Part of a data file:
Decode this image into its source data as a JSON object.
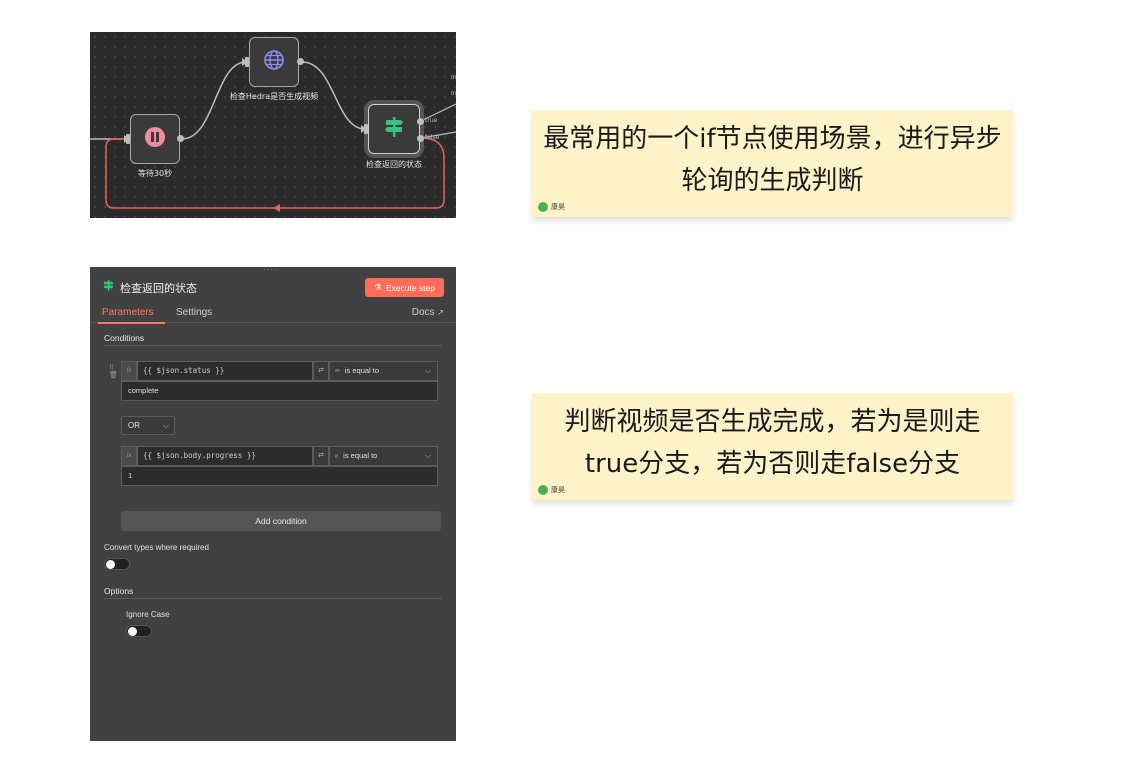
{
  "canvas": {
    "nodes": [
      {
        "label": "等待30秒",
        "icon": "pause-icon"
      },
      {
        "label": "检查Hedra是否生成视频",
        "icon": "globe-icon"
      },
      {
        "label": "检查返回的状态",
        "icon": "signpost-icon"
      }
    ],
    "ports": {
      "true_label": "true",
      "false_label": "false"
    },
    "cut_labels": [
      "In",
      "In"
    ],
    "colors": {
      "background": "#2b2b2b",
      "edge": "#bdbdbd",
      "loop_edge": "#e0645a"
    }
  },
  "notes": [
    {
      "text": "最常用的一个if节点使用场景，进行异步轮询的生成判断",
      "author": "康昊"
    },
    {
      "text": "判断视频是否生成完成，若为是则走true分支，若为否则走false分支",
      "author": "康昊"
    }
  ],
  "panel": {
    "title": "检查返回的状态",
    "execute_label": "Execute step",
    "tabs": [
      "Parameters",
      "Settings"
    ],
    "docs_label": "Docs",
    "conditions_title": "Conditions",
    "conditions": [
      {
        "fx": "fx",
        "expression": "{{ $json.status }}",
        "type_icon": "ᴬᴮ",
        "operator": "is equal to",
        "value": "complete"
      },
      {
        "fx": "fx",
        "expression": "{{ $json.body.progress }}",
        "type_icon": "#",
        "operator": "is equal to",
        "value": "1"
      }
    ],
    "combinator": "OR",
    "add_condition_label": "Add condition",
    "convert_types_label": "Convert types where required",
    "options_title": "Options",
    "ignore_case_label": "Ignore Case",
    "accent": "#ff6d5a"
  }
}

EXERCISE DIRECTIONS
Drop the pictures and reproduce the rest of the entries above exactly.

CORRECT ANSWER
Decode this image into its source data as a JSON object.
{
  "canvas": {
    "nodes": [
      {
        "label": "等待30秒",
        "icon": "pause-icon"
      },
      {
        "label": "检查Hedra是否生成视频",
        "icon": "globe-icon"
      },
      {
        "label": "检查返回的状态",
        "icon": "signpost-icon"
      }
    ],
    "ports": {
      "true_label": "true",
      "false_label": "false"
    },
    "cut_labels": [
      "In",
      "In"
    ],
    "colors": {
      "background": "#2b2b2b",
      "edge": "#bdbdbd",
      "loop_edge": "#e0645a"
    }
  },
  "notes": [
    {
      "text": "最常用的一个if节点使用场景，进行异步轮询的生成判断",
      "author": "康昊"
    },
    {
      "text": "判断视频是否生成完成，若为是则走true分支，若为否则走false分支",
      "author": "康昊"
    }
  ],
  "panel": {
    "title": "检查返回的状态",
    "execute_label": "Execute step",
    "tabs": [
      "Parameters",
      "Settings"
    ],
    "docs_label": "Docs",
    "conditions_title": "Conditions",
    "conditions": [
      {
        "fx": "fx",
        "expression": "{{ $json.status }}",
        "type_icon": "ᴬᴮ",
        "operator": "is equal to",
        "value": "complete"
      },
      {
        "fx": "fx",
        "expression": "{{ $json.body.progress }}",
        "type_icon": "#",
        "operator": "is equal to",
        "value": "1"
      }
    ],
    "combinator": "OR",
    "add_condition_label": "Add condition",
    "convert_types_label": "Convert types where required",
    "options_title": "Options",
    "ignore_case_label": "Ignore Case",
    "accent": "#ff6d5a"
  }
}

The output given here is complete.